— What is needed —
From the listing below, copy every line with the word "this".

— Stored rows —
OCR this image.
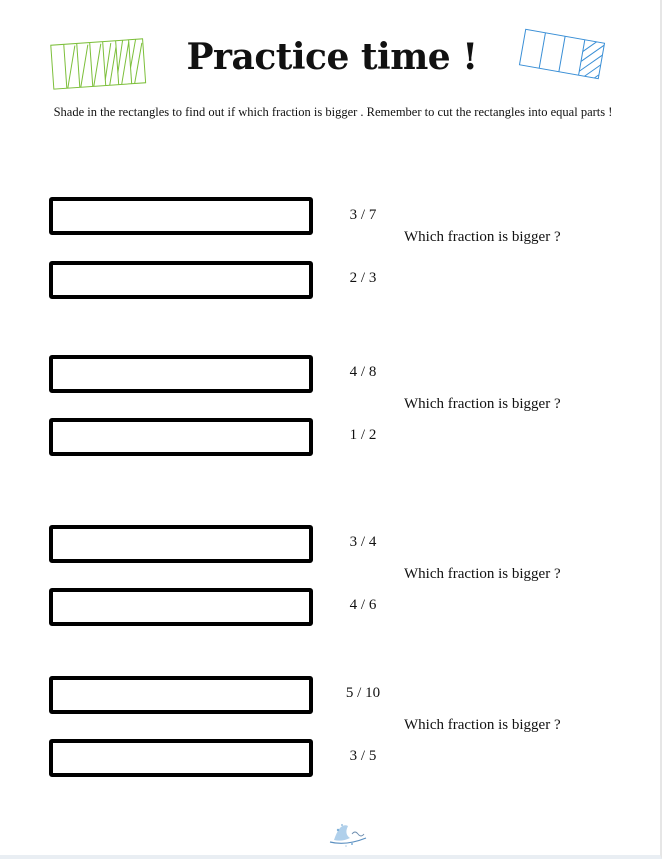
Practice time !
Shade in the rectangles to find out if which fraction is bigger . Remember to cut the rectangles into equal parts !
3 / 7
Which fraction is bigger ?
2 / 3
4 / 8
Which fraction is bigger ?
1 / 2
3 / 4
Which fraction is bigger ?
4 / 6
5 / 10
Which fraction is bigger ?
3 / 5
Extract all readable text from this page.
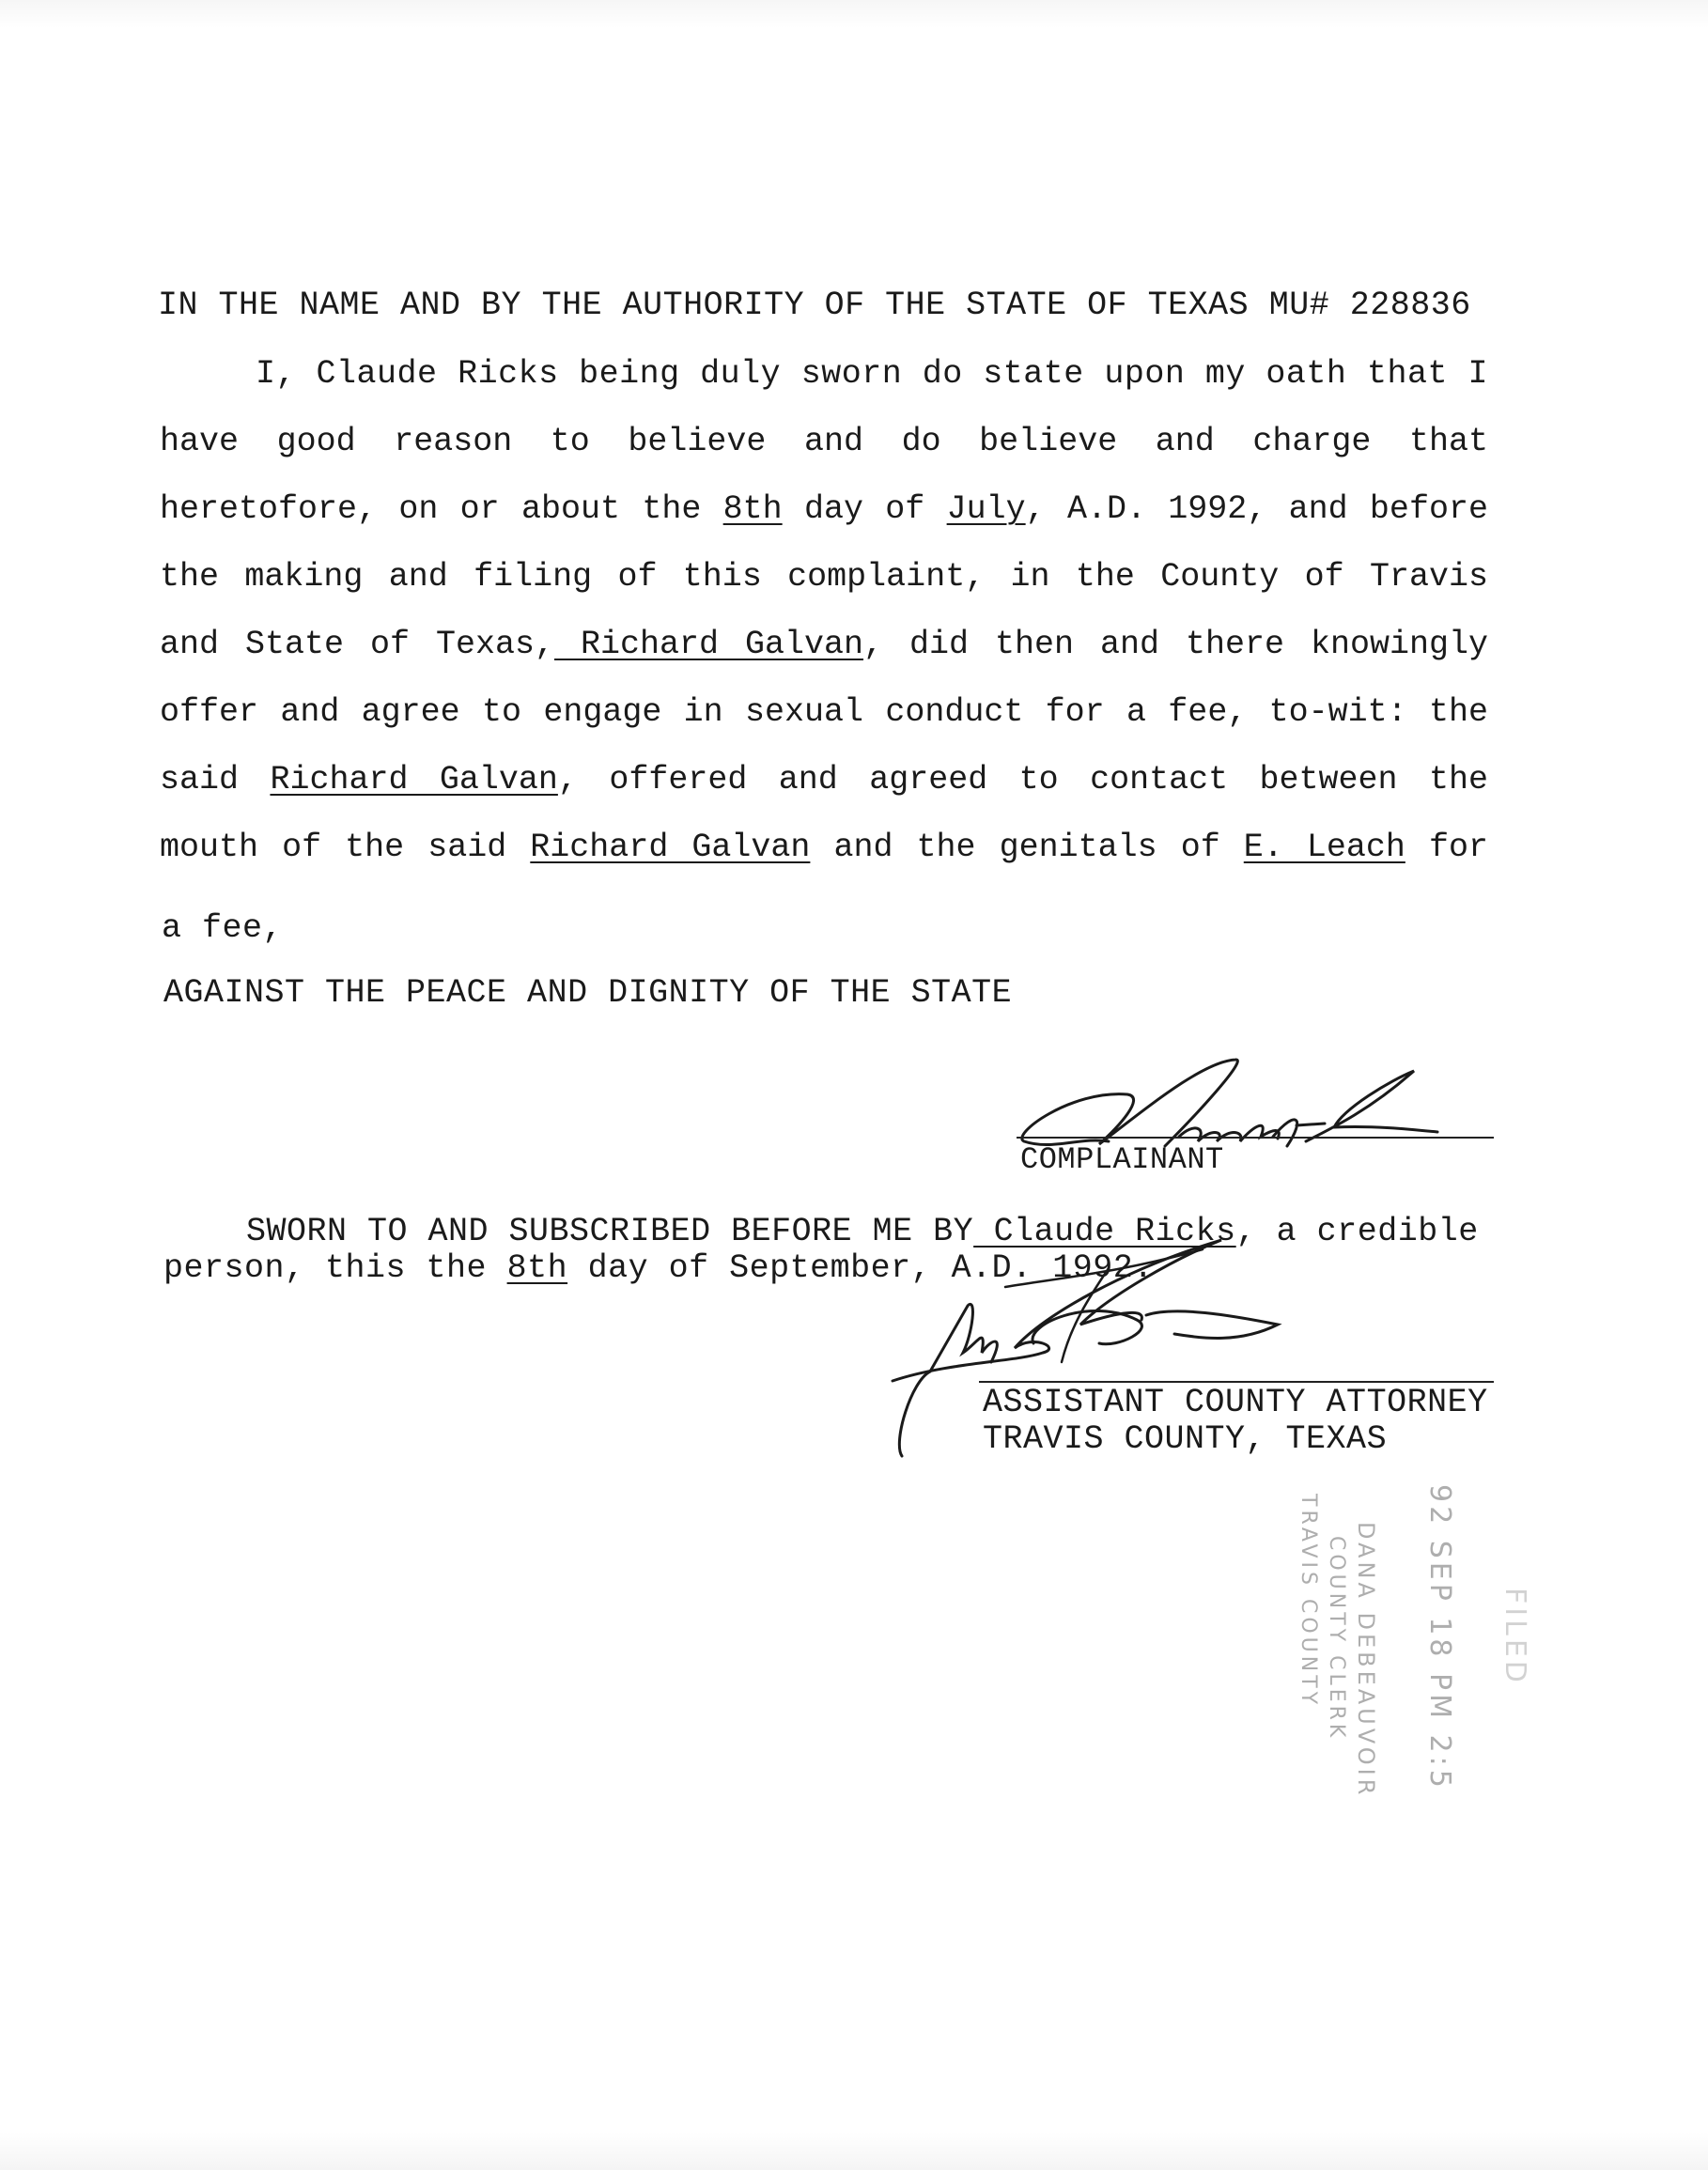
IN THE NAME AND BY THE AUTHORITY OF THE STATE OF TEXAS MU# 228836
I, Claude Ricks being duly sworn do state upon my oath that I
have good reason to believe and do believe and charge that
heretofore, on or about the 8th day of July, A.D. 1992, and before
the making and filing of this complaint, in the County of Travis
and State of Texas, Richard Galvan, did then and there knowingly
offer and agree to engage in sexual conduct for a fee, to-wit: the
said Richard Galvan, offered and agreed to contact between the
mouth of the said Richard Galvan and the genitals of E. Leach for
a fee,
AGAINST THE PEACE AND DIGNITY OF THE STATE
COMPLAINANT
SWORN TO AND SUBSCRIBED BEFORE ME BY Claude Ricks, a credible
person, this the 8th day of September, A.D. 1992.
ASSISTANT COUNTY ATTORNEY
TRAVIS COUNTY, TEXAS
FILED
92 SEP 18 PM 2:5
DANA DEBEAUVOIR
COUNTY CLERK
TRAVIS COUNTY
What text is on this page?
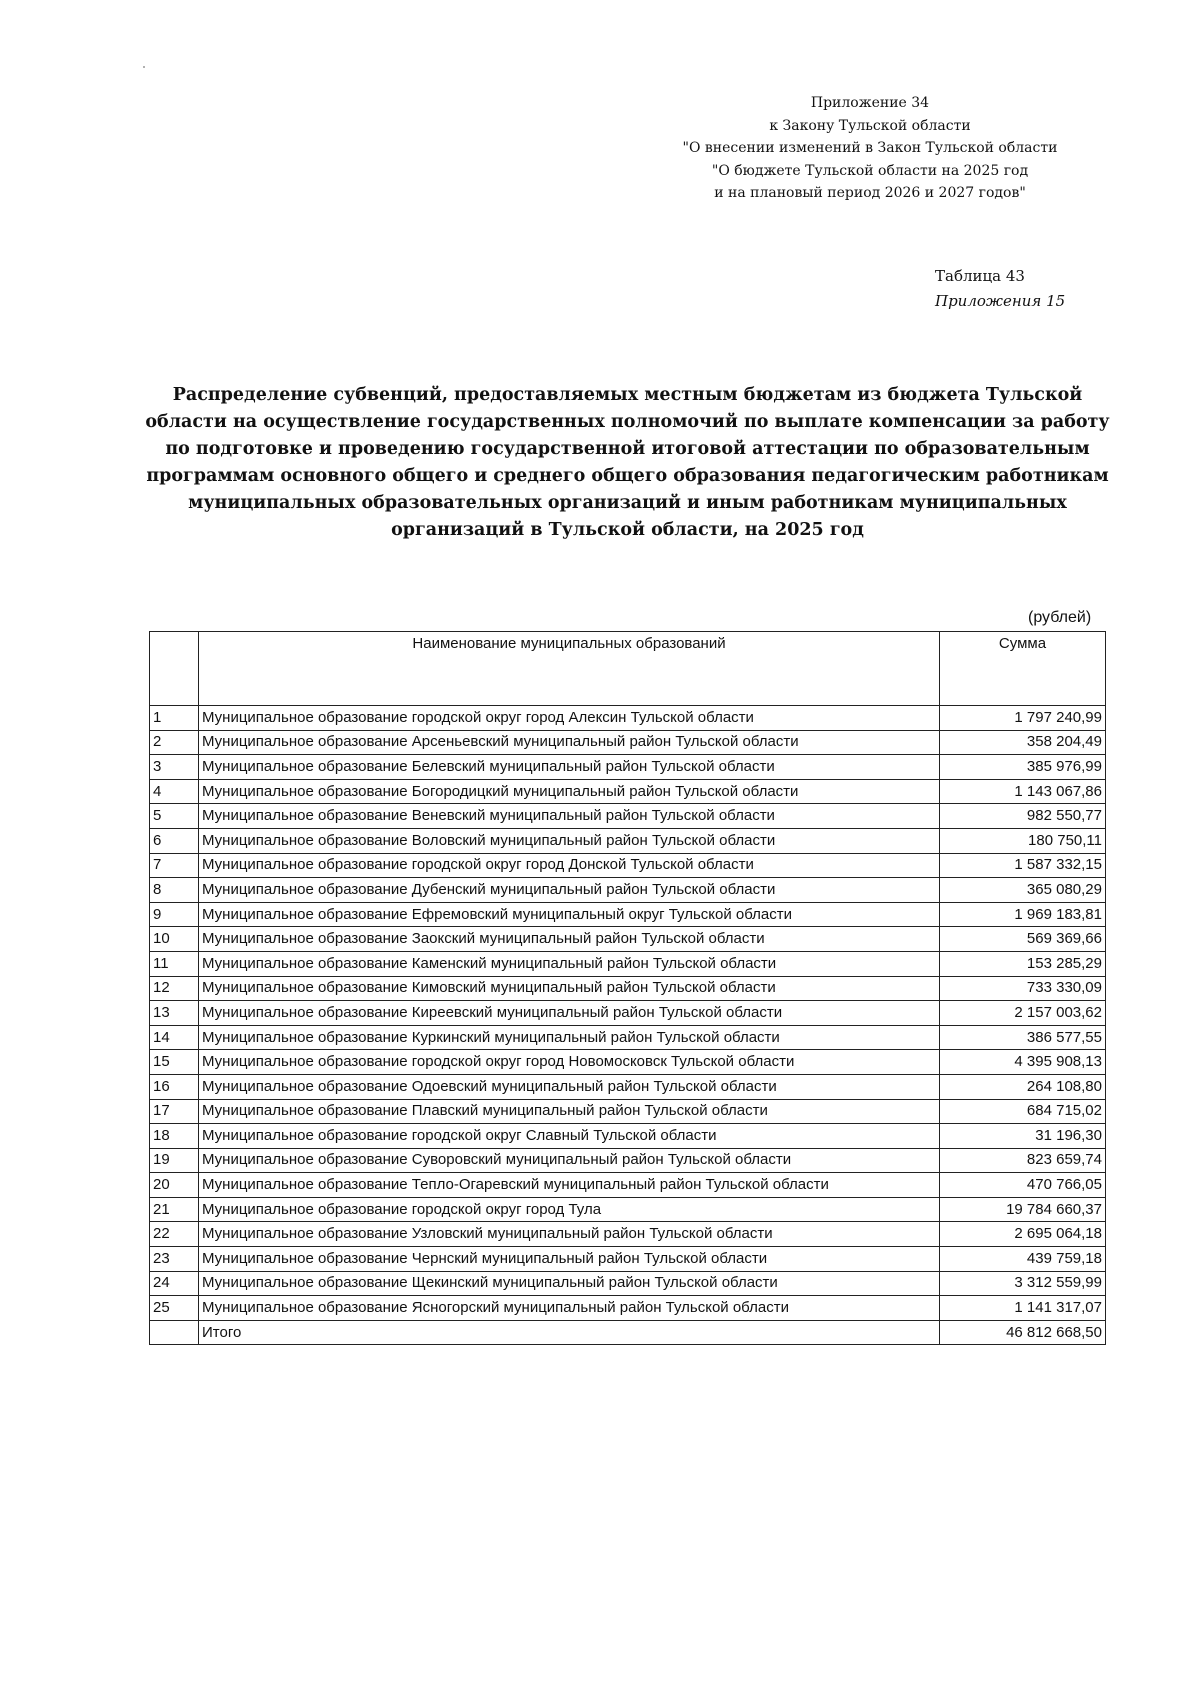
Приложение 34
к Закону Тульской области
"О внесении изменений в Закон Тульской области
"О бюджете Тульской области на 2025 год
и на плановый период 2026 и 2027 годов"
Таблица 43
Приложения 15
Распределение субвенций, предоставляемых местным бюджетам из бюджета Тульской области на осуществление государственных полномочий по выплате компенсации за работу по подготовке и проведению государственной итоговой аттестации по образовательным программам основного общего и среднего общего образования педагогическим работникам муниципальных образовательных организаций и иным работникам муниципальных организаций в Тульской области, на 2025 год
(рублей)
	Наименование муниципальных образований	Сумма
1	Муниципальное образование городской округ город Алексин Тульской области	1 797 240,99
2	Муниципальное образование Арсеньевский муниципальный район Тульской области	358 204,49
3	Муниципальное образование Белевский муниципальный район Тульской области	385 976,99
4	Муниципальное образование Богородицкий муниципальный район Тульской области	1 143 067,86
5	Муниципальное образование Веневский муниципальный район Тульской области	982 550,77
6	Муниципальное образование Воловский муниципальный район Тульской области	180 750,11
7	Муниципальное образование городской округ город Донской Тульской области	1 587 332,15
8	Муниципальное образование Дубенский муниципальный район Тульской области	365 080,29
9	Муниципальное образование Ефремовский муниципальный округ Тульской области	1 969 183,81
10	Муниципальное образование Заокский муниципальный район Тульской области	569 369,66
11	Муниципальное образование Каменский муниципальный район Тульской области	153 285,29
12	Муниципальное образование Кимовский муниципальный район Тульской области	733 330,09
13	Муниципальное образование Киреевский муниципальный район Тульской области	2 157 003,62
14	Муниципальное образование Куркинский муниципальный район Тульской области	386 577,55
15	Муниципальное образование городской округ город Новомосковск Тульской области	4 395 908,13
16	Муниципальное образование Одоевский муниципальный район Тульской области	264 108,80
17	Муниципальное образование Плавский муниципальный район Тульской области	684 715,02
18	Муниципальное образование городской округ Славный Тульской области	31 196,30
19	Муниципальное образование Суворовский муниципальный район Тульской области	823 659,74
20	Муниципальное образование Тепло-Огаревский муниципальный район Тульской области	470 766,05
21	Муниципальное образование городской округ город Тула	19 784 660,37
22	Муниципальное образование Узловский муниципальный район Тульской области	2 695 064,18
23	Муниципальное образование Чернский муниципальный район Тульской области	439 759,18
24	Муниципальное образование Щекинский муниципальный район Тульской области	3 312 559,99
25	Муниципальное образование Ясногорский муниципальный район Тульской области	1 141 317,07
	Итого	46 812 668,50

— Solution —
OCR this image.
Extract all readable text from this page.
the making and filing of this complaint, in the County of Travis
person, this the 8th day of September, A.D. 1992.
What text is on this page?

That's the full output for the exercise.